Extracted information:
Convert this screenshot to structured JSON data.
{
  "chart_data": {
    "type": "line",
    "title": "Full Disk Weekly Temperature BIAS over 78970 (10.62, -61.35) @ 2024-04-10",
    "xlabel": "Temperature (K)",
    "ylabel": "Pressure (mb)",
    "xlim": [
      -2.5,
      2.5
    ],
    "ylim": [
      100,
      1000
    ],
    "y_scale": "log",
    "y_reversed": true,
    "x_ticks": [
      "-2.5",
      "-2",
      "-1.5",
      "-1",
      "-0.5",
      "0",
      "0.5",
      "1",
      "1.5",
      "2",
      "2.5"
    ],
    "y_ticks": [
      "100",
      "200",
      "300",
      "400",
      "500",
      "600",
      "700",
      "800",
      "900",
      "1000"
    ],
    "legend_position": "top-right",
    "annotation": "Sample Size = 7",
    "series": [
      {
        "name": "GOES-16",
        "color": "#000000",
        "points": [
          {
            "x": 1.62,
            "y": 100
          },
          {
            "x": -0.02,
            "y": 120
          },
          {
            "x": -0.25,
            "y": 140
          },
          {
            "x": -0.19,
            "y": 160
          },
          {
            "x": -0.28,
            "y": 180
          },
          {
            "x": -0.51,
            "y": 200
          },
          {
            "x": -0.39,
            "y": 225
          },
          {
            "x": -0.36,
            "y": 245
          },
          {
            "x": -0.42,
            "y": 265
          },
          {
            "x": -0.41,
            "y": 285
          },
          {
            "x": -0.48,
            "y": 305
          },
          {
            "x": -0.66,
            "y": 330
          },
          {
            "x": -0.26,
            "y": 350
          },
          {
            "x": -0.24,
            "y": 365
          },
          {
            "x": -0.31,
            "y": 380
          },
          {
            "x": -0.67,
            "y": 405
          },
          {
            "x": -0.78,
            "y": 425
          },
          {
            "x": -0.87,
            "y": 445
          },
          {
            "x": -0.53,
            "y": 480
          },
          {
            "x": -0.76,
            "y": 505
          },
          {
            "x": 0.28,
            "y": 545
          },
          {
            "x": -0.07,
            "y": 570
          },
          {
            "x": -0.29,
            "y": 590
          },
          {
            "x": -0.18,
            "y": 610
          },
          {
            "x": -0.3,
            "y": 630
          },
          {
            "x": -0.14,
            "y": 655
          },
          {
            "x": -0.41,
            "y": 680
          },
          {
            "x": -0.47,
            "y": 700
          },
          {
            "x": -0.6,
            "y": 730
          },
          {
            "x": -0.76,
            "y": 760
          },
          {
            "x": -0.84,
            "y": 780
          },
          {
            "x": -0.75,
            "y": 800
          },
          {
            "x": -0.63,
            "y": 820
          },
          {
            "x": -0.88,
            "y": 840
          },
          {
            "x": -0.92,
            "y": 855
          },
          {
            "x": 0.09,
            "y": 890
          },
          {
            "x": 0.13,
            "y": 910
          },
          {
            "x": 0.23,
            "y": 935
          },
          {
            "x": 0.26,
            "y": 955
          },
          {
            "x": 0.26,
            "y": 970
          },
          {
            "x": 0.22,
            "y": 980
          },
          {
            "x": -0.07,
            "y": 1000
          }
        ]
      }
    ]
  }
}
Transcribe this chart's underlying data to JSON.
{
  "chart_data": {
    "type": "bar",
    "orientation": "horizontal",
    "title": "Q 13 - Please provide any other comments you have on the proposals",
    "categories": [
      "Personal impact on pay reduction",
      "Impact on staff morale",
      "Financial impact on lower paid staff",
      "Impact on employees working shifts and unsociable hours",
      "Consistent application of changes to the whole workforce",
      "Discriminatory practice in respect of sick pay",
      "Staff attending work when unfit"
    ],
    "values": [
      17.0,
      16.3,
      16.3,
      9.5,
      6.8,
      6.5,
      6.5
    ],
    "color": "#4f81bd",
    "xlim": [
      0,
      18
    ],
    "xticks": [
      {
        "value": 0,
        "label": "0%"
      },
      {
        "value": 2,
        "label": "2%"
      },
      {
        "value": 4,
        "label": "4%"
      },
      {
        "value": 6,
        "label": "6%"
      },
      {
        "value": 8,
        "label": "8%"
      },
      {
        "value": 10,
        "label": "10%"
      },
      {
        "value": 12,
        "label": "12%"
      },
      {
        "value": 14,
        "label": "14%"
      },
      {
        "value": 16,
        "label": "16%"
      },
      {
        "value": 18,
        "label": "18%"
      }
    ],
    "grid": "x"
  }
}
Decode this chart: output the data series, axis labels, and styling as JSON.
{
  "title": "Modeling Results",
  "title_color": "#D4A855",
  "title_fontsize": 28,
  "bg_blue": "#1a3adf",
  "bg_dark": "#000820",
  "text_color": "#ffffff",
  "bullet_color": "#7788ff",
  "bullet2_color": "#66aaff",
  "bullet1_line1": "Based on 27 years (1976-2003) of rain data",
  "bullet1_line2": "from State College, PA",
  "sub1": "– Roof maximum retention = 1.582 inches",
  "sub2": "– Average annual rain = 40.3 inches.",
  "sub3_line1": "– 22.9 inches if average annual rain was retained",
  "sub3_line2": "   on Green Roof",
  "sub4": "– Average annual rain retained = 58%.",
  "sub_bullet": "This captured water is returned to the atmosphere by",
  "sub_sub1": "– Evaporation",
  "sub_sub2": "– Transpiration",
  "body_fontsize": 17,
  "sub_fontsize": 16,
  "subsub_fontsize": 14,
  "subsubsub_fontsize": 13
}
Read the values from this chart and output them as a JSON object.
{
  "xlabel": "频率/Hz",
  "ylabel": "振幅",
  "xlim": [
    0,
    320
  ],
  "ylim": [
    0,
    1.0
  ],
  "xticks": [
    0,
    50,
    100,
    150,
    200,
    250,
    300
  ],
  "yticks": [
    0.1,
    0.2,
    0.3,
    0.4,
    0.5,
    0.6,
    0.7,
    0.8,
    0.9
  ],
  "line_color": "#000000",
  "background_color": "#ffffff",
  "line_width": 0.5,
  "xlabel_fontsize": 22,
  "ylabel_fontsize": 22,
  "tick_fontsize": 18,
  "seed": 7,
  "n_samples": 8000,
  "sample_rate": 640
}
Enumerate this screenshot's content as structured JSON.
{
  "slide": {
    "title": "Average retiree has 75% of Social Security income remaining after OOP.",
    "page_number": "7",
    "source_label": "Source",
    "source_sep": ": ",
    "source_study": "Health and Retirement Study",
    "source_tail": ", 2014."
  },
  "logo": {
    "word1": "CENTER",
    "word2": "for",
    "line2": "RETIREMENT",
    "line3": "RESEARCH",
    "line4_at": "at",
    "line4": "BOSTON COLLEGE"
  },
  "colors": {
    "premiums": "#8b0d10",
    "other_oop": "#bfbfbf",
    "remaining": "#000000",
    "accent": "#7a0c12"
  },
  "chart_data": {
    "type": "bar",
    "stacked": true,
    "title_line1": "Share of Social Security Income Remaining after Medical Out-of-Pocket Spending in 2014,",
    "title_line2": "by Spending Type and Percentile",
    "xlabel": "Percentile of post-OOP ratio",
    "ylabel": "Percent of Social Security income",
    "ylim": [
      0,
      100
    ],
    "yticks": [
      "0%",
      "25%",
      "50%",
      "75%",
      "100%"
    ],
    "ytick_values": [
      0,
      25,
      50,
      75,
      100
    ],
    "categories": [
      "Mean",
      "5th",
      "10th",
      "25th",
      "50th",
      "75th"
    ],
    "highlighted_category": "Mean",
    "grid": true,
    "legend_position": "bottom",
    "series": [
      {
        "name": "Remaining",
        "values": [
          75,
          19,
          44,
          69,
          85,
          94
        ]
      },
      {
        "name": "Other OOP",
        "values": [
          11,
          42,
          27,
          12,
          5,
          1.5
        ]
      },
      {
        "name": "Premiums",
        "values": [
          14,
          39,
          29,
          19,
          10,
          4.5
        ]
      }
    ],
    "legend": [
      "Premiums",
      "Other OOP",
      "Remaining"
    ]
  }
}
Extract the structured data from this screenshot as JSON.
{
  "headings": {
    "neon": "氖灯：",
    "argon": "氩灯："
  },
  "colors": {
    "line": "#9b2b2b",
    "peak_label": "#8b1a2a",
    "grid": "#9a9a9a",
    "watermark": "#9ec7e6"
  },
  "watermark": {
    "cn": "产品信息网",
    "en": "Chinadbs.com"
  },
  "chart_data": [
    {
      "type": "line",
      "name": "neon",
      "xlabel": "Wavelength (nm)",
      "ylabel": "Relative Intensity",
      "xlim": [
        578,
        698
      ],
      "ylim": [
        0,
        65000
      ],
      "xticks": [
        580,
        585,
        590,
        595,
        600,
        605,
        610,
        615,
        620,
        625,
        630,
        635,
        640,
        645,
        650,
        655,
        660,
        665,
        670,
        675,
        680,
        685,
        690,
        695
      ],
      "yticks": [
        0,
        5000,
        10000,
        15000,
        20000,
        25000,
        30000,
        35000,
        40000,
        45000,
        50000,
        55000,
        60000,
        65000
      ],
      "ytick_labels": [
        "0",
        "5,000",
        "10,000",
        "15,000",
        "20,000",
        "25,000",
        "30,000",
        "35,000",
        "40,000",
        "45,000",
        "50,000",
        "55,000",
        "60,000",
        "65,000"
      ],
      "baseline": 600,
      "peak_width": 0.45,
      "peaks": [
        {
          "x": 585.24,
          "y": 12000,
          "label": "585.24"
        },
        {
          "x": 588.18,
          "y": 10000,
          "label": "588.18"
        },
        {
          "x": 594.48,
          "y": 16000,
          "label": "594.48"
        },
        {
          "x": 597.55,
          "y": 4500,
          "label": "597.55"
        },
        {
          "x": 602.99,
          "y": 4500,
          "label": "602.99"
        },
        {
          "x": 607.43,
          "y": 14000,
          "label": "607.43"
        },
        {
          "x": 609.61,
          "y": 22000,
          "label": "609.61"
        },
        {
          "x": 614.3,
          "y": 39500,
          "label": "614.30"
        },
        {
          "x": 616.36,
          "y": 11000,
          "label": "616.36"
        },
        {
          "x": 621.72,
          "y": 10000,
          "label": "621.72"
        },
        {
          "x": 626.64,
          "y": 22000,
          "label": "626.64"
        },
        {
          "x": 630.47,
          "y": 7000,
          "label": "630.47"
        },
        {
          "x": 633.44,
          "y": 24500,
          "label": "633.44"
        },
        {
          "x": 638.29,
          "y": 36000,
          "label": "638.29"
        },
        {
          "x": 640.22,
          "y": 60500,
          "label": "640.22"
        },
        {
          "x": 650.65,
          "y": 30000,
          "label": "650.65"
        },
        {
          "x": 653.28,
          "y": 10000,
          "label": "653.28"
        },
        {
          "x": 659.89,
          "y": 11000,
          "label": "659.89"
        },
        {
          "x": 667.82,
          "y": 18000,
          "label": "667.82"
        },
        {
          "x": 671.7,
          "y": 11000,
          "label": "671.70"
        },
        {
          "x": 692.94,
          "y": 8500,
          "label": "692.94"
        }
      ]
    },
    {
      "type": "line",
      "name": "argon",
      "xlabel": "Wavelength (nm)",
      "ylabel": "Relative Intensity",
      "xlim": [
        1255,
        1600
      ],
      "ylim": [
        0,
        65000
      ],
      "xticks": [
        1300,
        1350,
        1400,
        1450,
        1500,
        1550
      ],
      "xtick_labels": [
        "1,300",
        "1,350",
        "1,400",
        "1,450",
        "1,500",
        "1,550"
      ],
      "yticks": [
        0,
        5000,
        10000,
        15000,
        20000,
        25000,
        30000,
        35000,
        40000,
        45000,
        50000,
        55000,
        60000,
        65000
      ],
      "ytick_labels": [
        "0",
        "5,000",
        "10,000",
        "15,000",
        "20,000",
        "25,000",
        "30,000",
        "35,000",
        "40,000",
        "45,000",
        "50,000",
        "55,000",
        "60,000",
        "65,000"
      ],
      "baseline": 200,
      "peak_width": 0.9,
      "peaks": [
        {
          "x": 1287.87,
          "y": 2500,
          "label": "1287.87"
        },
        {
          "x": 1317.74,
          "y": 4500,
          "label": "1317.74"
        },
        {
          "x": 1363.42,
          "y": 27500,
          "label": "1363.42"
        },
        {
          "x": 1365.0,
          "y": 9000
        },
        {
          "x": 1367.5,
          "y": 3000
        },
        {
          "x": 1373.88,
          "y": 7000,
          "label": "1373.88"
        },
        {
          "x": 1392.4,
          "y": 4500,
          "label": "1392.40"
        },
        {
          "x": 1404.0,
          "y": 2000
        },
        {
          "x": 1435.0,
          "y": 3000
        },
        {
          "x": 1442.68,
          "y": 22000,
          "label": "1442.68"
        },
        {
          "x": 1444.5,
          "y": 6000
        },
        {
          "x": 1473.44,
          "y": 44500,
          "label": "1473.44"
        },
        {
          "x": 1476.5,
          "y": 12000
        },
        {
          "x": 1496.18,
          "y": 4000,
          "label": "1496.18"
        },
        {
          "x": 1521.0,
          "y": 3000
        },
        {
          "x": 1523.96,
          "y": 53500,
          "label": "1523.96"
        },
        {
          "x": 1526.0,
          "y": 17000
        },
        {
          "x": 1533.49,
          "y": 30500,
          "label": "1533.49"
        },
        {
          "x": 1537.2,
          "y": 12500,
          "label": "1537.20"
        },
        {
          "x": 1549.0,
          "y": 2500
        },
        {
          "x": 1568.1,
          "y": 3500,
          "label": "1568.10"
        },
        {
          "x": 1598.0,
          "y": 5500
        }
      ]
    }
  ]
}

Your instructions: Pick out all the lines with the word "retained" in them and copy them.

Answer to this task:
  "sub3_line1": "– 22.9 inches if average annual rain was retained",
  "sub4": "– Average annual rain retained = 58%.",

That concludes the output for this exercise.